### Task to complete
In the material below, identify each line bearing the word "salinity". Reproduce those lines.

### Data for the task
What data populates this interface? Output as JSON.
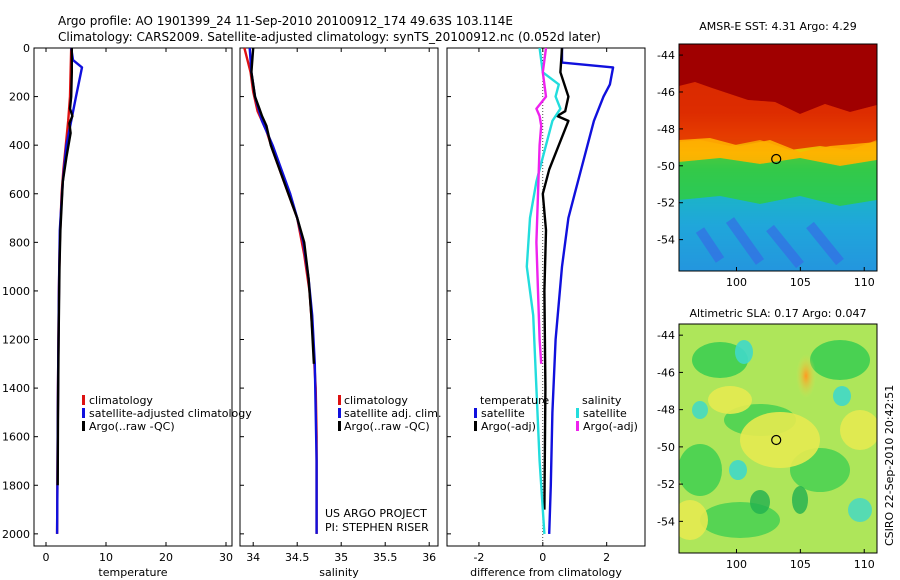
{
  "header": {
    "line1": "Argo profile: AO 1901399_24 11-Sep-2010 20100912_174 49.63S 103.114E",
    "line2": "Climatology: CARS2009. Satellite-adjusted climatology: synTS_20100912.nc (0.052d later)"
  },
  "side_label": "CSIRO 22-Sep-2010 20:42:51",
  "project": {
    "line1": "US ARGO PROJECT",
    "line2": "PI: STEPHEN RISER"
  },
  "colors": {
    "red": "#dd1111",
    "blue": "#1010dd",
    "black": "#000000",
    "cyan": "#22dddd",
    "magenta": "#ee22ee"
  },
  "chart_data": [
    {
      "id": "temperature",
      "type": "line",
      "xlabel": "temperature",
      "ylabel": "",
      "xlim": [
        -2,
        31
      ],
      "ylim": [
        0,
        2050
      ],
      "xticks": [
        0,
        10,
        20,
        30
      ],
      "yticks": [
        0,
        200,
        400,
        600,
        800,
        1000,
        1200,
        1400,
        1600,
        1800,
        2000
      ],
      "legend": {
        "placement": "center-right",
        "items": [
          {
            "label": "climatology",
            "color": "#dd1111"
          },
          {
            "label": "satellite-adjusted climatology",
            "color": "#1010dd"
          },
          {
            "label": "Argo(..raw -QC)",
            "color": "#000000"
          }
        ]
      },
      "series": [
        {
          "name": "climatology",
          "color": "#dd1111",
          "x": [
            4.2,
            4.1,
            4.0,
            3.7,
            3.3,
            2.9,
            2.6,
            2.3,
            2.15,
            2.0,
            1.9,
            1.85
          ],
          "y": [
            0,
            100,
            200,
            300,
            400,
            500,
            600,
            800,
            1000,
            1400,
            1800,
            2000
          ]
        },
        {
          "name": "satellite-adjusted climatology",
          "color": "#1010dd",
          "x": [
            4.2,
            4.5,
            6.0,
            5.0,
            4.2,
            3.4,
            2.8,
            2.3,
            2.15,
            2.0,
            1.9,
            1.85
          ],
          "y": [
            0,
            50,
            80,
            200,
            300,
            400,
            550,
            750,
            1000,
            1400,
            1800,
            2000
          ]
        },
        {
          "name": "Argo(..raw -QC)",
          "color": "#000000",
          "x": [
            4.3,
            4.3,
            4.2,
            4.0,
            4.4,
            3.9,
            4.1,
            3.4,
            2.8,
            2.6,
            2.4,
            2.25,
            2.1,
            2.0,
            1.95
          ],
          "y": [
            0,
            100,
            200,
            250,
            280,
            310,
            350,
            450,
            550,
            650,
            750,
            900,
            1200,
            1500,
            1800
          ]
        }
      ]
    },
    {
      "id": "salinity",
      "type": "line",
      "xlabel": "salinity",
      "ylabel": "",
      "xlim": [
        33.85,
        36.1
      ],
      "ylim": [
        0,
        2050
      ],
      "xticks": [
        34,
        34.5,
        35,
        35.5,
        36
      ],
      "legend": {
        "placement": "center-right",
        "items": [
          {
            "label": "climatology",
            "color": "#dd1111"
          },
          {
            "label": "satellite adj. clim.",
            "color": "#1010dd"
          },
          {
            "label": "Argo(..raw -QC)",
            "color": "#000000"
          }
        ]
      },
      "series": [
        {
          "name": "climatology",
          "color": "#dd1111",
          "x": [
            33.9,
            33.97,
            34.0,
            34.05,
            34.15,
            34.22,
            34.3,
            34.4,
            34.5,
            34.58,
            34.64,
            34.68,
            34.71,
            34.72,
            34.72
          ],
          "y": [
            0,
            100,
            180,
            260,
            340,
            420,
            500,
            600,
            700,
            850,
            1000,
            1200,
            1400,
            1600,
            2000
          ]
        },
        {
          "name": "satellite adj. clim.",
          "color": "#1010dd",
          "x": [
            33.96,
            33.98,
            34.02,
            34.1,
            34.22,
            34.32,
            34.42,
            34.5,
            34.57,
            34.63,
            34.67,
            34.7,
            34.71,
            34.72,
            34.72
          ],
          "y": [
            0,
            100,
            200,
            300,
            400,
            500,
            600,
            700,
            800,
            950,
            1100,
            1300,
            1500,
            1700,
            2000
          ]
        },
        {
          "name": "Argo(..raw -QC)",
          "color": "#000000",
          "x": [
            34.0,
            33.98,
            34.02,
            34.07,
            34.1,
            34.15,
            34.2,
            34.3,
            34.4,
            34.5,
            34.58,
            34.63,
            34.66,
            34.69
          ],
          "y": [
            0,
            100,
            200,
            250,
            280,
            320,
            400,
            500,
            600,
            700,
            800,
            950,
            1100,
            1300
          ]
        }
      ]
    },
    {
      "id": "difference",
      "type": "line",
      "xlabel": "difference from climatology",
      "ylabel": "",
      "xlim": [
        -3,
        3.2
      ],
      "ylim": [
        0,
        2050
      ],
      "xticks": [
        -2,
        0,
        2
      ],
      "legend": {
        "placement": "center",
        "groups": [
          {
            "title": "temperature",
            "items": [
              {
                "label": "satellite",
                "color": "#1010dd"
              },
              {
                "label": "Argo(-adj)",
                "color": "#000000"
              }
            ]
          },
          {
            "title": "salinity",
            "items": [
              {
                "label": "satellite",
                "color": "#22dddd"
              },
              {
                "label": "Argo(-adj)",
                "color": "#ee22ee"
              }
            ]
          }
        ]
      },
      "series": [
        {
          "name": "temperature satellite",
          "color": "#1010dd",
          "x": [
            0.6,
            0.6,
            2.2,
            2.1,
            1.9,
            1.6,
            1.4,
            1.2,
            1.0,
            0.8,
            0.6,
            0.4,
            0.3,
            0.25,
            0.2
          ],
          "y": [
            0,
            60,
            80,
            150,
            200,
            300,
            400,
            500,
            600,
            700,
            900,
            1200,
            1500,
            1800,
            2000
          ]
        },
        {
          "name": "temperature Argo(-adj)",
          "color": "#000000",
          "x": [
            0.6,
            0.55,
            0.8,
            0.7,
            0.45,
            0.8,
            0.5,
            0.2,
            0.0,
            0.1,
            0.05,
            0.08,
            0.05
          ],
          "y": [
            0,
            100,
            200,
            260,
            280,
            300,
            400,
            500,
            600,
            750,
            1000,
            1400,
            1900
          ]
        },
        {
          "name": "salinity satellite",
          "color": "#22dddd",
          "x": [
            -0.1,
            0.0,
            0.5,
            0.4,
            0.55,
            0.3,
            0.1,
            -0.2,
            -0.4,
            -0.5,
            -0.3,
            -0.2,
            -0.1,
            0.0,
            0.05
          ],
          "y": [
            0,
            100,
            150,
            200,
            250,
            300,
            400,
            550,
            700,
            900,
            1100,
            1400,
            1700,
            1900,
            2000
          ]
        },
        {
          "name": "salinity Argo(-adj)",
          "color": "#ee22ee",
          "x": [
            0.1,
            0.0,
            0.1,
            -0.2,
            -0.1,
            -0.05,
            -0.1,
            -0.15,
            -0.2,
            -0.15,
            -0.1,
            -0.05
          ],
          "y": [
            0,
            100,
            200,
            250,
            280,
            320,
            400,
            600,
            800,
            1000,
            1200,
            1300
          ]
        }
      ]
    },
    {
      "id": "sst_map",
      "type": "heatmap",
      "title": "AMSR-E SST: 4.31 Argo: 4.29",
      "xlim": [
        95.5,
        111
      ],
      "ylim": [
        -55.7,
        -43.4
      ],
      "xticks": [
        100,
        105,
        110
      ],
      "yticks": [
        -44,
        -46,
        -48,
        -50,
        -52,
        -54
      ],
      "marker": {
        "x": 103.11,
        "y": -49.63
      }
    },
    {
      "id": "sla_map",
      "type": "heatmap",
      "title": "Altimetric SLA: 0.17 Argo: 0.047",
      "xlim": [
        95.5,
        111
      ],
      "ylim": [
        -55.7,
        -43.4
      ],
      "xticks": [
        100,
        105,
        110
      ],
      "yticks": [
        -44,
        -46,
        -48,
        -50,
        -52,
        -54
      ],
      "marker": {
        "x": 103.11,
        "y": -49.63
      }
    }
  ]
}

### Finished answer
      "id": "salinity",
      "xlabel": "salinity",
            "title": "salinity",
          "name": "salinity satellite",
          "name": "salinity Argo(-adj)",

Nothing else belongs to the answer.